Dataset records on visual material
----------------

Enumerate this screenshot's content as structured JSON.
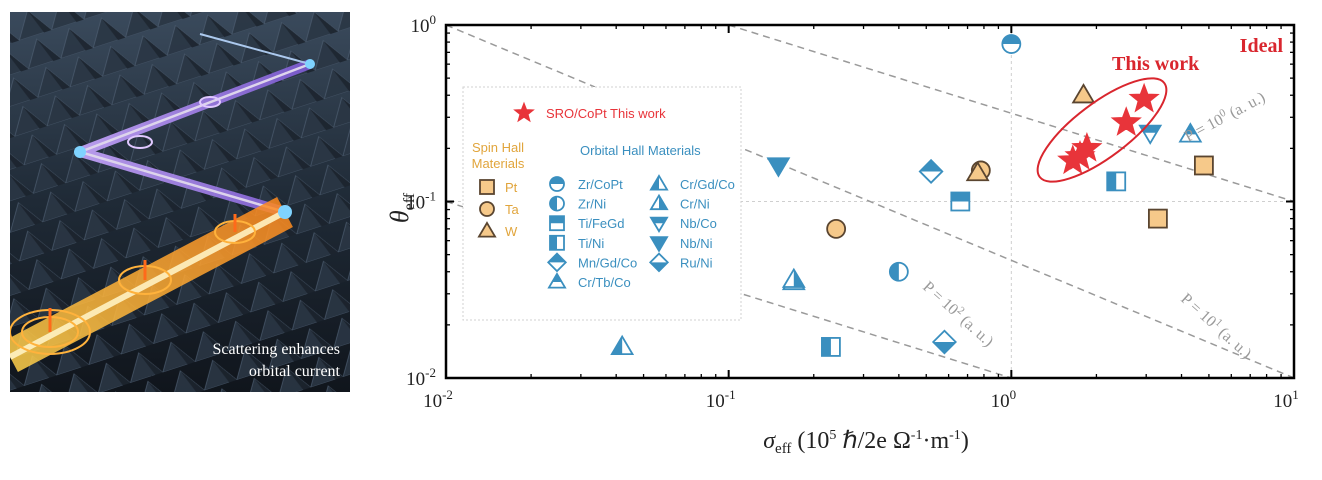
{
  "illustration": {
    "caption_line1": "Scattering enhances",
    "caption_line2": "orbital current"
  },
  "colors": {
    "spin_hall": "#f6c98a",
    "spin_hall_stroke": "#5a4530",
    "orbital_hall": "#3a8fbf",
    "star": "#e8343a",
    "annotation": "#d9262e",
    "guide": "#9a9a9a"
  },
  "annotations": {
    "ideal": "Ideal",
    "this_work": "This work",
    "p_lines": [
      {
        "label": "P = 10",
        "exp": "0",
        "suffix": " (a. u.)"
      },
      {
        "label": "P = 10",
        "exp": "1",
        "suffix": " (a. u.)"
      },
      {
        "label": "P = 10",
        "exp": "2",
        "suffix": " (a. u.)"
      }
    ]
  },
  "legend": {
    "star_label": "SRO/CoPt This work",
    "spin_title_line1": "Spin Hall",
    "spin_title_line2": "Materials",
    "orbital_title": "Orbital Hall Materials",
    "spin_items": [
      {
        "name": "Pt",
        "marker": "square"
      },
      {
        "name": "Ta",
        "marker": "circle"
      },
      {
        "name": "W",
        "marker": "triangle"
      }
    ],
    "orbital_col1": [
      {
        "name": "Zr/CoPt",
        "marker": "circle-top"
      },
      {
        "name": "Zr/Ni",
        "marker": "circle-left"
      },
      {
        "name": "Ti/FeGd",
        "marker": "square-top"
      },
      {
        "name": "Ti/Ni",
        "marker": "square-left"
      },
      {
        "name": "Mn/Gd/Co",
        "marker": "diamond-top"
      },
      {
        "name": "Cr/Tb/Co",
        "marker": "triangle-top"
      }
    ],
    "orbital_col2": [
      {
        "name": "Cr/Gd/Co",
        "marker": "triangle-left"
      },
      {
        "name": "Cr/Ni",
        "marker": "triangle-right"
      },
      {
        "name": "Nb/Co",
        "marker": "tridown-top"
      },
      {
        "name": "Nb/Ni",
        "marker": "tridown-full"
      },
      {
        "name": "Ru/Ni",
        "marker": "diamond-bottom"
      }
    ]
  },
  "chart_data": {
    "type": "scatter",
    "xscale": "log",
    "yscale": "log",
    "xlim": [
      0.01,
      10
    ],
    "ylim": [
      0.01,
      1
    ],
    "xticks": [
      {
        "base": "10",
        "exp": "-2"
      },
      {
        "base": "10",
        "exp": "-1"
      },
      {
        "base": "10",
        "exp": "0"
      },
      {
        "base": "10",
        "exp": "1"
      }
    ],
    "yticks": [
      {
        "base": "10",
        "exp": "-2"
      },
      {
        "base": "10",
        "exp": "-1"
      },
      {
        "base": "10",
        "exp": "0"
      }
    ],
    "xlabel": {
      "sym": "σ",
      "sub": "eff",
      "unit_a": " (10",
      "unit_exp": "5",
      "unit_b": " ℏ/2e Ω",
      "unit_exp2": "-1",
      "unit_c": "·m",
      "unit_exp3": "-1",
      "unit_d": ")"
    },
    "ylabel": {
      "sym": "θ",
      "sub": "eff"
    },
    "grid": false,
    "reference_lines": {
      "x": 1,
      "y": 0.1
    },
    "series": [
      {
        "name": "Pt",
        "group": "spin",
        "marker": "square",
        "points": [
          [
            3.3,
            0.08
          ],
          [
            4.8,
            0.16
          ]
        ]
      },
      {
        "name": "Ta",
        "group": "spin",
        "marker": "circle",
        "points": [
          [
            0.24,
            0.07
          ],
          [
            0.78,
            0.15
          ]
        ]
      },
      {
        "name": "W",
        "group": "spin",
        "marker": "triangle",
        "points": [
          [
            0.76,
            0.145
          ],
          [
            1.8,
            0.4
          ]
        ]
      },
      {
        "name": "Zr/CoPt",
        "group": "orbital",
        "marker": "circle-top",
        "points": [
          [
            1.0,
            0.78
          ]
        ]
      },
      {
        "name": "Zr/Ni",
        "group": "orbital",
        "marker": "circle-left",
        "points": [
          [
            0.4,
            0.04
          ]
        ]
      },
      {
        "name": "Ti/FeGd",
        "group": "orbital",
        "marker": "square-top",
        "points": [
          [
            0.66,
            0.1
          ]
        ]
      },
      {
        "name": "Ti/Ni",
        "group": "orbital",
        "marker": "square-left",
        "points": [
          [
            0.23,
            0.015
          ],
          [
            2.35,
            0.13
          ]
        ]
      },
      {
        "name": "Mn/Gd/Co",
        "group": "orbital",
        "marker": "diamond-top",
        "points": [
          [
            0.52,
            0.148
          ]
        ]
      },
      {
        "name": "Cr/Tb/Co",
        "group": "orbital",
        "marker": "triangle-top",
        "points": [
          [
            0.17,
            0.035
          ],
          [
            4.3,
            0.24
          ]
        ]
      },
      {
        "name": "Cr/Gd/Co",
        "group": "orbital",
        "marker": "triangle-left",
        "points": [
          [
            0.042,
            0.015
          ]
        ]
      },
      {
        "name": "Cr/Ni",
        "group": "orbital",
        "marker": "triangle-right",
        "points": [
          [
            0.17,
            0.036
          ]
        ]
      },
      {
        "name": "Nb/Co",
        "group": "orbital",
        "marker": "tridown-top",
        "points": [
          [
            3.1,
            0.245
          ]
        ]
      },
      {
        "name": "Nb/Ni",
        "group": "orbital",
        "marker": "tridown-full",
        "points": [
          [
            0.15,
            0.16
          ]
        ]
      },
      {
        "name": "Ru/Ni",
        "group": "orbital",
        "marker": "diamond-bottom",
        "points": [
          [
            0.58,
            0.016
          ]
        ]
      },
      {
        "name": "SRO/CoPt This work",
        "group": "this-work",
        "marker": "star",
        "points": [
          [
            1.65,
            0.17
          ],
          [
            1.75,
            0.18
          ],
          [
            1.85,
            0.2
          ],
          [
            2.55,
            0.28
          ],
          [
            2.95,
            0.38
          ]
        ]
      }
    ]
  }
}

----------------

AIM: Which lines hold the string "tridown"? Copy all of them from the data above.

SOLVED EXERCISE:
        "marker": "tridown-top"
        "marker": "tridown-full"
        "marker": "tridown-top",
        "marker": "tridown-full",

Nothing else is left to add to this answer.